▶ **Given task**:
Wherever the string "pieces" appears in the listing, copy that line.

▶ **Listing**:
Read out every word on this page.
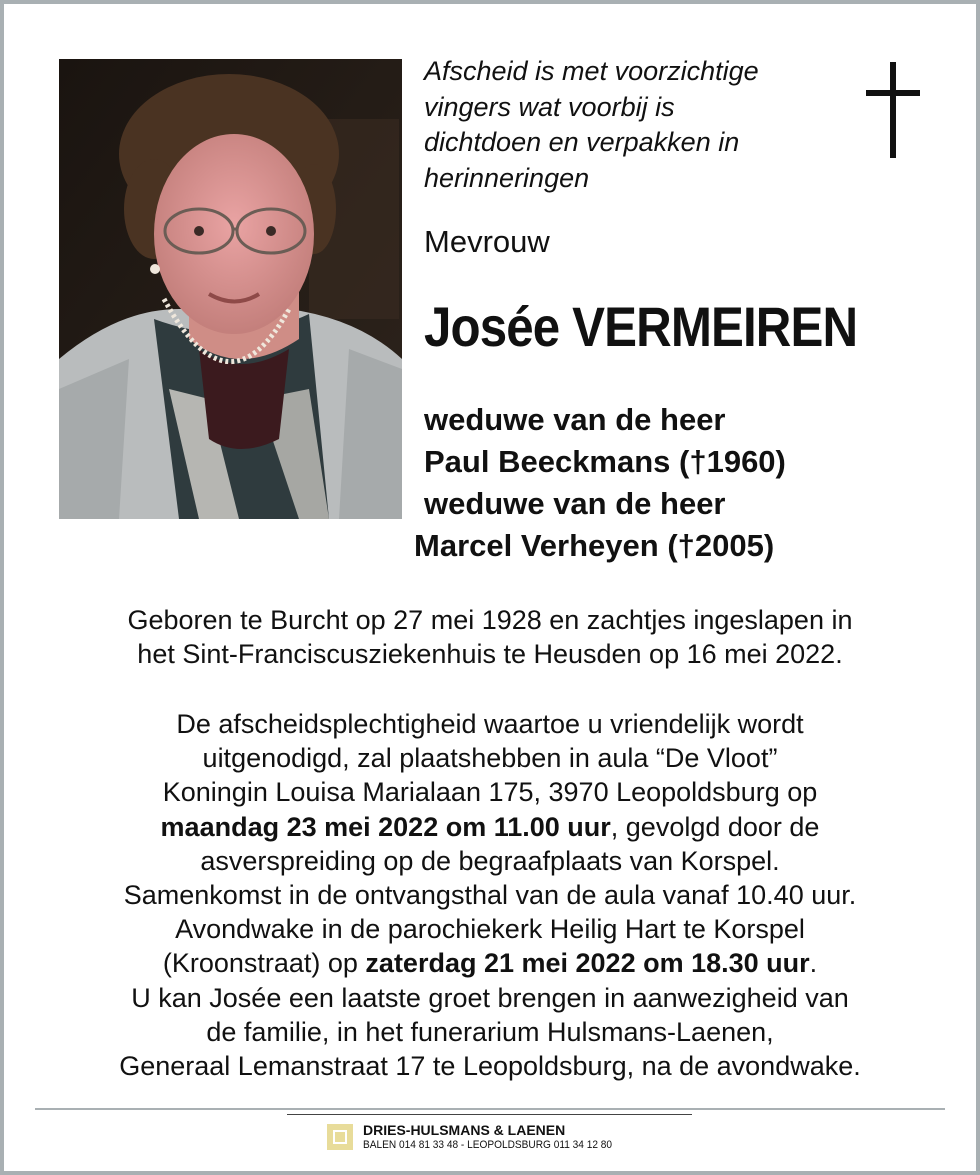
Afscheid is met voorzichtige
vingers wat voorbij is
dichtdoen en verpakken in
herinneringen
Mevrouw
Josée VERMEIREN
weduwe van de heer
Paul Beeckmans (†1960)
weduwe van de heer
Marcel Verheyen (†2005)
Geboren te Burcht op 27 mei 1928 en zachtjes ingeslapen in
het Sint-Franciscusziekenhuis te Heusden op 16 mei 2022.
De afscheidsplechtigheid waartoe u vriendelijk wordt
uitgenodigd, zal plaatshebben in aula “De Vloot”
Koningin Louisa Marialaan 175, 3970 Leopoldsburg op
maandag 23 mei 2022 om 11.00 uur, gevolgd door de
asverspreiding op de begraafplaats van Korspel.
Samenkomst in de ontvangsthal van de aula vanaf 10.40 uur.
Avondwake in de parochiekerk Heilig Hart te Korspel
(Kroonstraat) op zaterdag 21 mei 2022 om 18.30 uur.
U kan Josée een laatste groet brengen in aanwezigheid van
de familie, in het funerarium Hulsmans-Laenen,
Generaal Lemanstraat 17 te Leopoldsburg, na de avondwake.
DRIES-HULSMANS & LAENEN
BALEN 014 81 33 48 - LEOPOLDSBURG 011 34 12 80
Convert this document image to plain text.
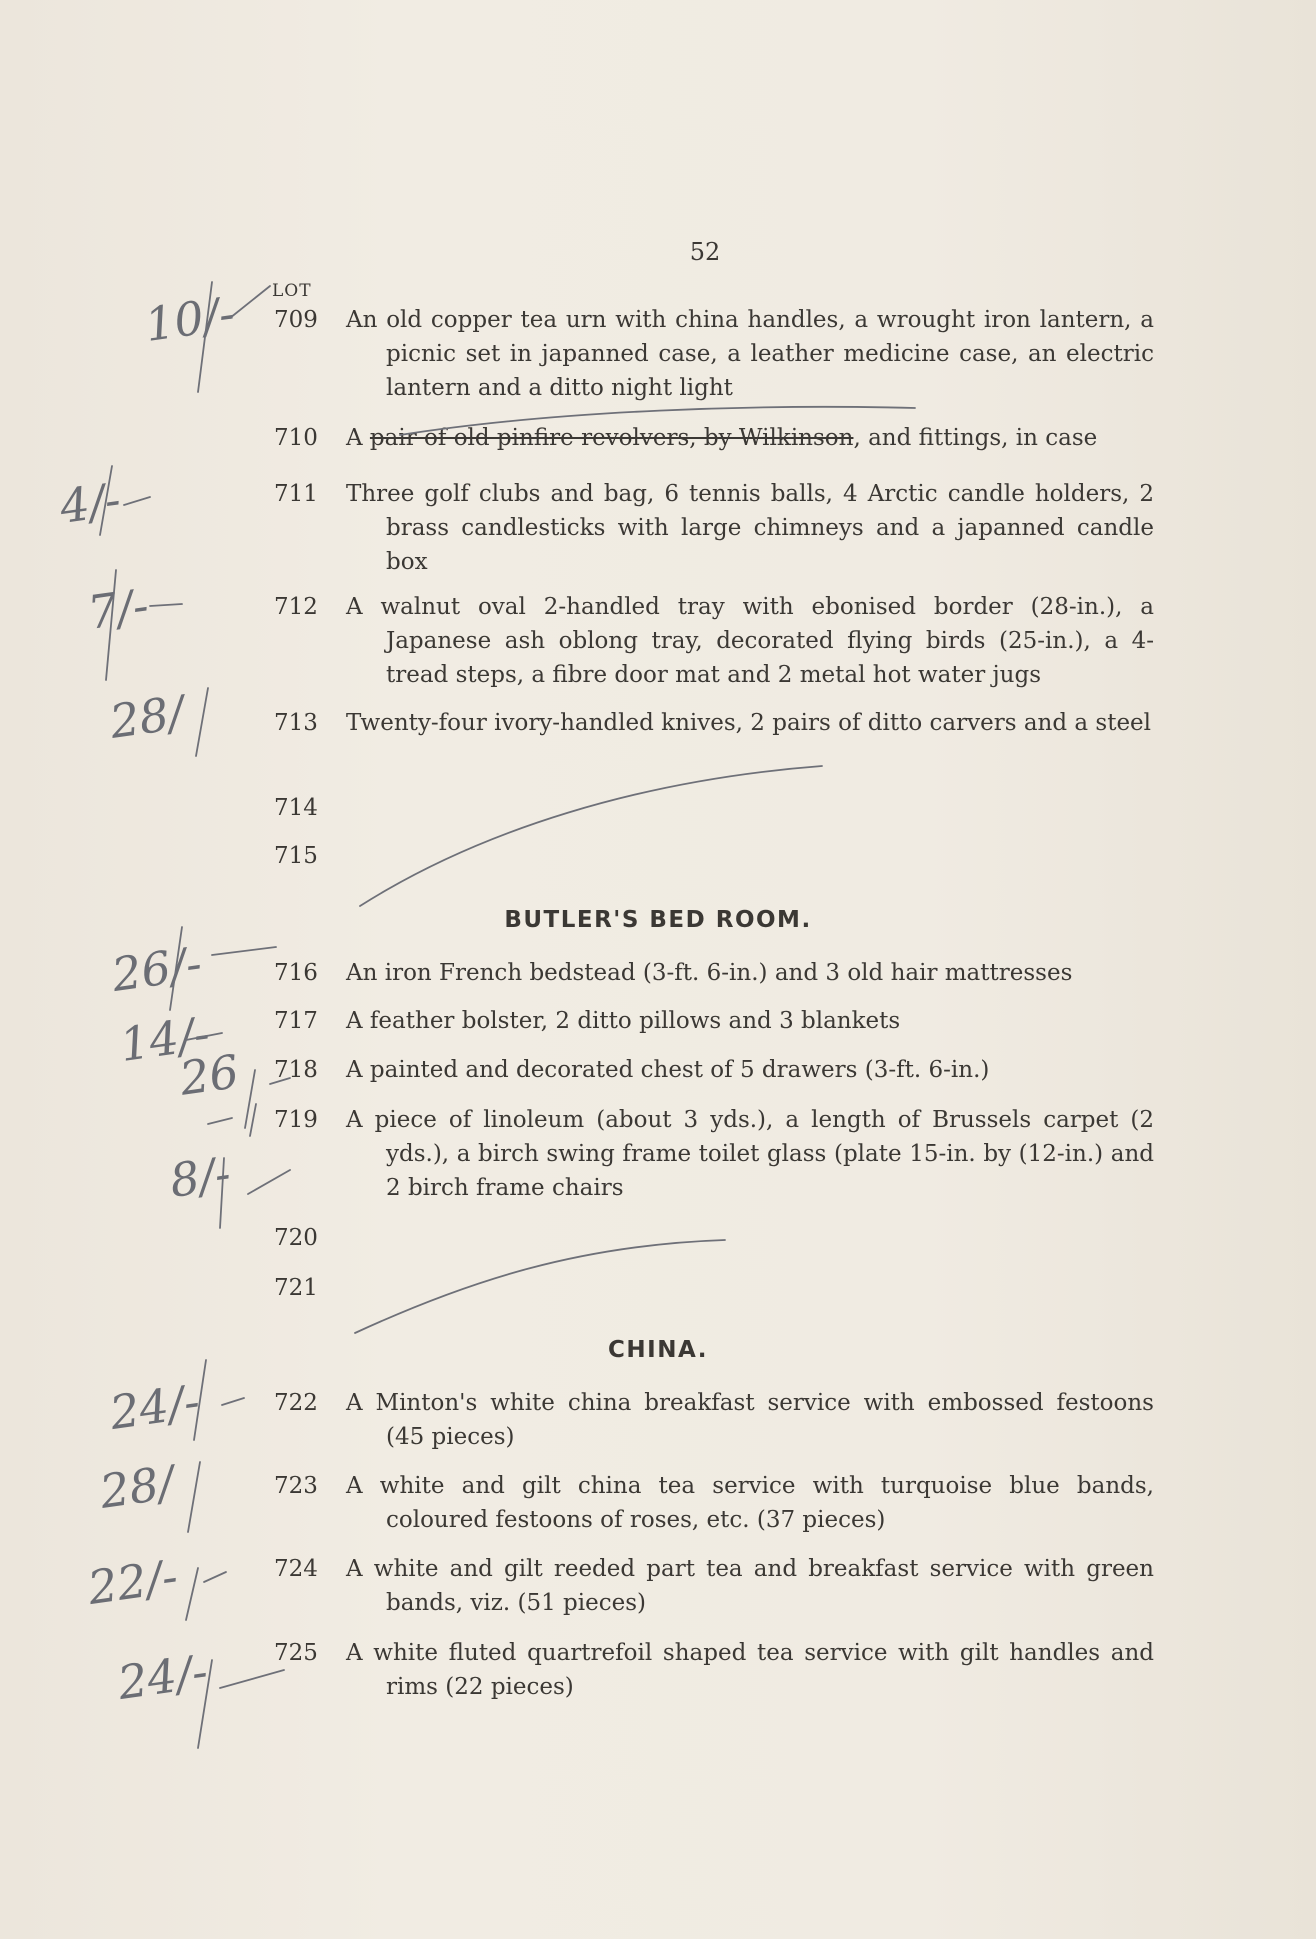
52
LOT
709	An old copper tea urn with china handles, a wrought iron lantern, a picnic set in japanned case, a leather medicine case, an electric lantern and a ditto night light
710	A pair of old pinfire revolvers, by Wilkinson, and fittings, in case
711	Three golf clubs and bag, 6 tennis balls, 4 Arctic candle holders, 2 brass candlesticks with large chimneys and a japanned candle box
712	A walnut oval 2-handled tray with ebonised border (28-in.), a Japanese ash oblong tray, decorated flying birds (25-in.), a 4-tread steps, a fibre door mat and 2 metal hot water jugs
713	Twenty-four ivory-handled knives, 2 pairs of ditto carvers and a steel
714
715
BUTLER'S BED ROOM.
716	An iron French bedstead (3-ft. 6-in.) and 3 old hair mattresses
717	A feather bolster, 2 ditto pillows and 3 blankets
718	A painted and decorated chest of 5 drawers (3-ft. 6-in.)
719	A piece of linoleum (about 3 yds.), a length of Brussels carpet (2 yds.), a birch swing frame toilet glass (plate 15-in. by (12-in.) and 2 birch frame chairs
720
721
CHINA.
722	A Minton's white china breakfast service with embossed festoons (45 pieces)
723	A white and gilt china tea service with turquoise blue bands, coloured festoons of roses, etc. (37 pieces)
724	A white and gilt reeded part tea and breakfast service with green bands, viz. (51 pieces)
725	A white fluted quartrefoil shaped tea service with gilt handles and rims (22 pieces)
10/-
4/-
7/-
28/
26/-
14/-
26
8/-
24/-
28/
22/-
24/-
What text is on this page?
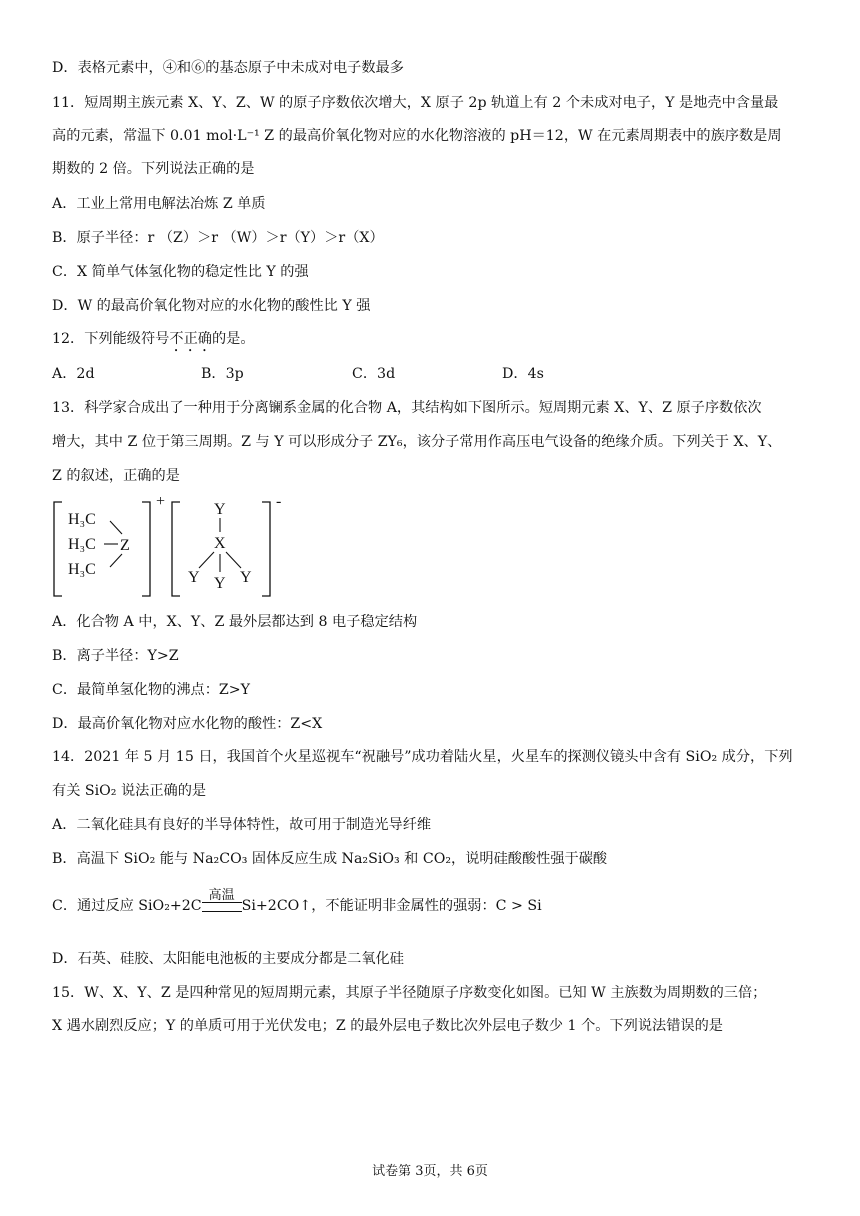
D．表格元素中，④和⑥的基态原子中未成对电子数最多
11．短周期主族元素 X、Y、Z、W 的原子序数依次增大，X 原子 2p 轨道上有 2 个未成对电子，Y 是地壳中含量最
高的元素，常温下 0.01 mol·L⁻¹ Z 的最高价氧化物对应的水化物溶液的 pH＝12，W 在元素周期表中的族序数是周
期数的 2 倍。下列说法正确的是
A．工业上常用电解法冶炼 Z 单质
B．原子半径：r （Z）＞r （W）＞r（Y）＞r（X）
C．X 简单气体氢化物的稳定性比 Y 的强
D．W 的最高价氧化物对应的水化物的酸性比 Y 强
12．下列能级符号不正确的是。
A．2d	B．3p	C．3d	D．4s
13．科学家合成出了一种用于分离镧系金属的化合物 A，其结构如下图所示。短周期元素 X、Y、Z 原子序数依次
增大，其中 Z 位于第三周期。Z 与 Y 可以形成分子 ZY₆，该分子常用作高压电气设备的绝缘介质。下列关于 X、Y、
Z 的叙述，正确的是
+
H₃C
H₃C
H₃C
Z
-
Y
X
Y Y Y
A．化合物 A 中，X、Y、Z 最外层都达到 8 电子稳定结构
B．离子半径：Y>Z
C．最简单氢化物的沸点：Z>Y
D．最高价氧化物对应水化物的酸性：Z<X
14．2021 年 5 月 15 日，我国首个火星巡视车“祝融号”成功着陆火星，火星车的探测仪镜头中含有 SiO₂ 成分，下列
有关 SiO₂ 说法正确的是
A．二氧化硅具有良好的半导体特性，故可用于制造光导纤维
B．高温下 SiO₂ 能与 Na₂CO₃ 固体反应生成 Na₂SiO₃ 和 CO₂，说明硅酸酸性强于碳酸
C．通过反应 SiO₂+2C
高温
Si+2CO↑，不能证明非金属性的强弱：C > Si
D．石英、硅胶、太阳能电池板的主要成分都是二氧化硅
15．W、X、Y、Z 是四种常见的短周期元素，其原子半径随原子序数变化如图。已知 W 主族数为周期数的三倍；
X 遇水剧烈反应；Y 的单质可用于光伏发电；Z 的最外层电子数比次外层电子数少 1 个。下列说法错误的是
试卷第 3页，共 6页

▶ **Exercise output**:
722	A Minton's white china breakfast service with embossed festoons (45 pieces)
723	A white and gilt china tea service with turquoise blue bands, coloured festoons of roses, etc. (37 pieces)
724	A white and gilt reeded part tea and breakfast service with green bands, viz. (51 pieces)
725	A white fluted quartrefoil shaped tea service with gilt handles and rims (22 pieces)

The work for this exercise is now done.